WHAT YOU ARE ASKED TO DO |
Using the entries that follow, count the lines containing the word "structured" and give that number by itself.

TASK DATA |
[BEGIN]

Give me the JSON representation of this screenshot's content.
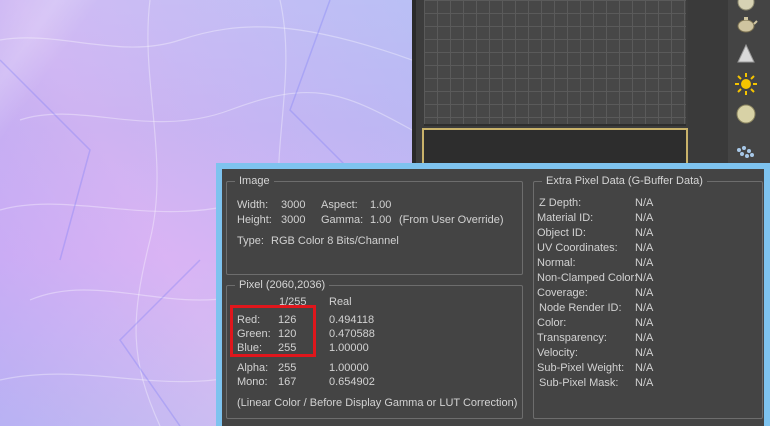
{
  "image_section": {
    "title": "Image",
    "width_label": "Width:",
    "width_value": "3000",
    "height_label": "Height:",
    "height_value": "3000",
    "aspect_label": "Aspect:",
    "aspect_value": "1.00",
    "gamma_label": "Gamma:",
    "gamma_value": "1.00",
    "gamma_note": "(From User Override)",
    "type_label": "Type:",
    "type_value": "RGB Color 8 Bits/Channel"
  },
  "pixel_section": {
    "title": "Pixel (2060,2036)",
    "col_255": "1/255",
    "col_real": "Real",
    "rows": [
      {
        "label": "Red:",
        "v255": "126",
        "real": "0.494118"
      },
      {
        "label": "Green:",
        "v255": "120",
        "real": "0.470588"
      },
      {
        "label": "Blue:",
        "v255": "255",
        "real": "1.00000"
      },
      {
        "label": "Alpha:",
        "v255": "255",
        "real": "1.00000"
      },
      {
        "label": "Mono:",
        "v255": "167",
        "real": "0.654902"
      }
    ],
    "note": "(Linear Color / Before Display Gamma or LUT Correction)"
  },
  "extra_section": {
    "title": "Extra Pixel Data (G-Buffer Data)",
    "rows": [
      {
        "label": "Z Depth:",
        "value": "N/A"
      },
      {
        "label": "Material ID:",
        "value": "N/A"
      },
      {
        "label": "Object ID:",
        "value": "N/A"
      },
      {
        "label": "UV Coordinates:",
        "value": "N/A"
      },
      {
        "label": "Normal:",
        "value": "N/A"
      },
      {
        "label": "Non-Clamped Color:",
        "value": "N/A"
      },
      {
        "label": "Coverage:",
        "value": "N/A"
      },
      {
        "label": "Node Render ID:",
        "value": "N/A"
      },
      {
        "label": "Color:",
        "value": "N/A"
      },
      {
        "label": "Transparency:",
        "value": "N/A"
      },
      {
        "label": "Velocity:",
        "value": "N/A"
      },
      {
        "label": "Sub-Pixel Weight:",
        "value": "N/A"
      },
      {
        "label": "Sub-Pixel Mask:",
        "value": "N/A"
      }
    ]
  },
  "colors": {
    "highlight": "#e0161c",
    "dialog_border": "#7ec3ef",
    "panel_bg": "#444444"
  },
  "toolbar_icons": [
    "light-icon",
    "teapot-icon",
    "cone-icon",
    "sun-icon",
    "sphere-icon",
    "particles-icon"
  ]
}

[END]
[BEGIN]

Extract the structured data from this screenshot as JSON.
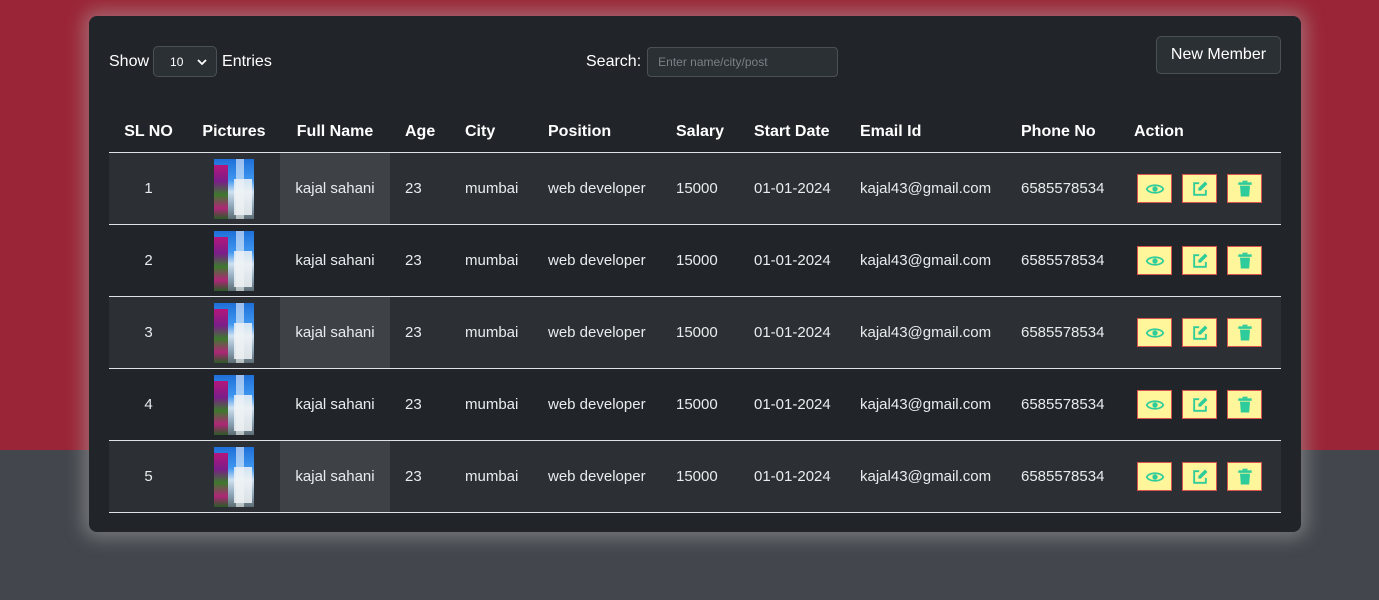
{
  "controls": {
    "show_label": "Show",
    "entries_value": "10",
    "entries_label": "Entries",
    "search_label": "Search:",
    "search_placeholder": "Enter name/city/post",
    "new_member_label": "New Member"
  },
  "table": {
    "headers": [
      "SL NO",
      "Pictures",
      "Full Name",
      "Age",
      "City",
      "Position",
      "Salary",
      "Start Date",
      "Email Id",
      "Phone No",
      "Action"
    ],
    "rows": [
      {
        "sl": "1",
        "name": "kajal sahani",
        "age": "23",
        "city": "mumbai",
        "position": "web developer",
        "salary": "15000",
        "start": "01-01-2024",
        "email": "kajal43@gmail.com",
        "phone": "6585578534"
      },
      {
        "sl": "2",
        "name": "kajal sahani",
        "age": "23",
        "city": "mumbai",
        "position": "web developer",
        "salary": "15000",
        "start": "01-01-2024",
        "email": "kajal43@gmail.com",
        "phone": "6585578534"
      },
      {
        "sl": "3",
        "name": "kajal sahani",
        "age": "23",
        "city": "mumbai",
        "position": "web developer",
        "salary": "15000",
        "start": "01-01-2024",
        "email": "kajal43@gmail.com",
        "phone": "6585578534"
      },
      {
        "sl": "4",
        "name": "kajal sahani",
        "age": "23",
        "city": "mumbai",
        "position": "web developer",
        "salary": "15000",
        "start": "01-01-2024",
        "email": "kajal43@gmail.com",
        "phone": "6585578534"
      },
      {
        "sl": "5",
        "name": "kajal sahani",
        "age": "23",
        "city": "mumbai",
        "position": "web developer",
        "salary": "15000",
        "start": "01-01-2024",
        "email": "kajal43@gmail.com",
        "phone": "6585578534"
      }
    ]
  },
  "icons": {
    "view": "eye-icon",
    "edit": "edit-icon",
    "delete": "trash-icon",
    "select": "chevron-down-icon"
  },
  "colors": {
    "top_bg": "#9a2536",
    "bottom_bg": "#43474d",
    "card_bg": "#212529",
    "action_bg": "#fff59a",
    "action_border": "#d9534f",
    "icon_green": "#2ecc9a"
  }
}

[END]
[BEGIN]

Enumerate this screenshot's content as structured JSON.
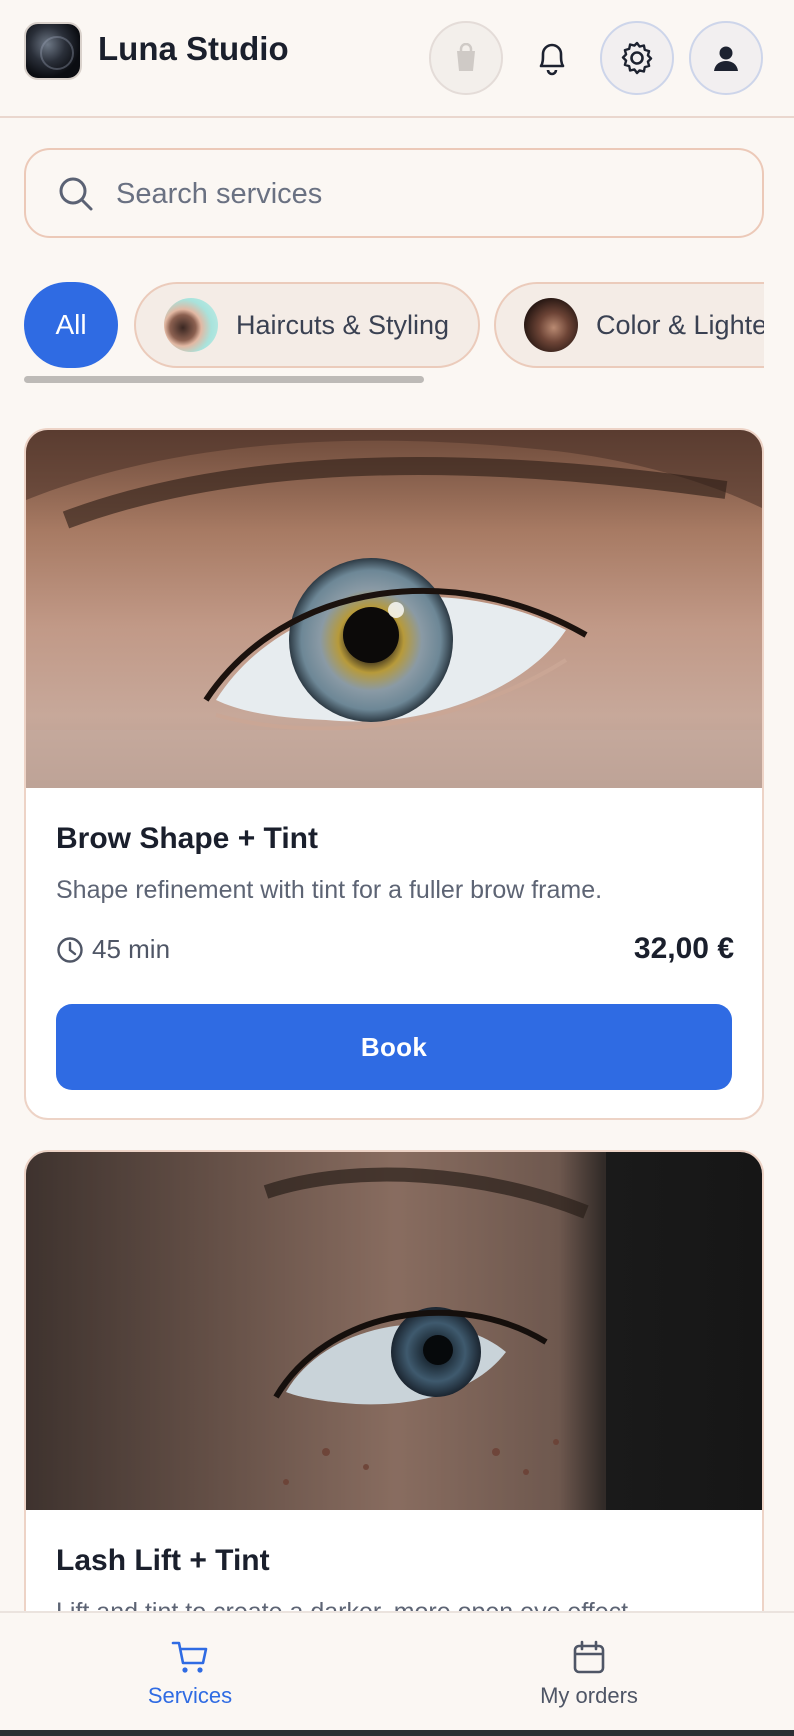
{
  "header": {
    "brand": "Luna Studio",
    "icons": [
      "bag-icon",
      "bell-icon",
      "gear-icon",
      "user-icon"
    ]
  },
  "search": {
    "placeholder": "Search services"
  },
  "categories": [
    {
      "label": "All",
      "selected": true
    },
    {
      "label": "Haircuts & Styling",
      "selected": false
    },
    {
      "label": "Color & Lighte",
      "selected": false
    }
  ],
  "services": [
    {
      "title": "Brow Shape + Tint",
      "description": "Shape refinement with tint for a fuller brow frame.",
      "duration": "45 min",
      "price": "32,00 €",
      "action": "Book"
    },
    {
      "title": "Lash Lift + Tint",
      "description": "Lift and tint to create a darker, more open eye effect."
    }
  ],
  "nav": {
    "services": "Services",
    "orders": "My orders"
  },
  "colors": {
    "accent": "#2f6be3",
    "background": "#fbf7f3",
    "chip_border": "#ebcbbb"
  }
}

[END]

WRITTEN RESPONSE |
2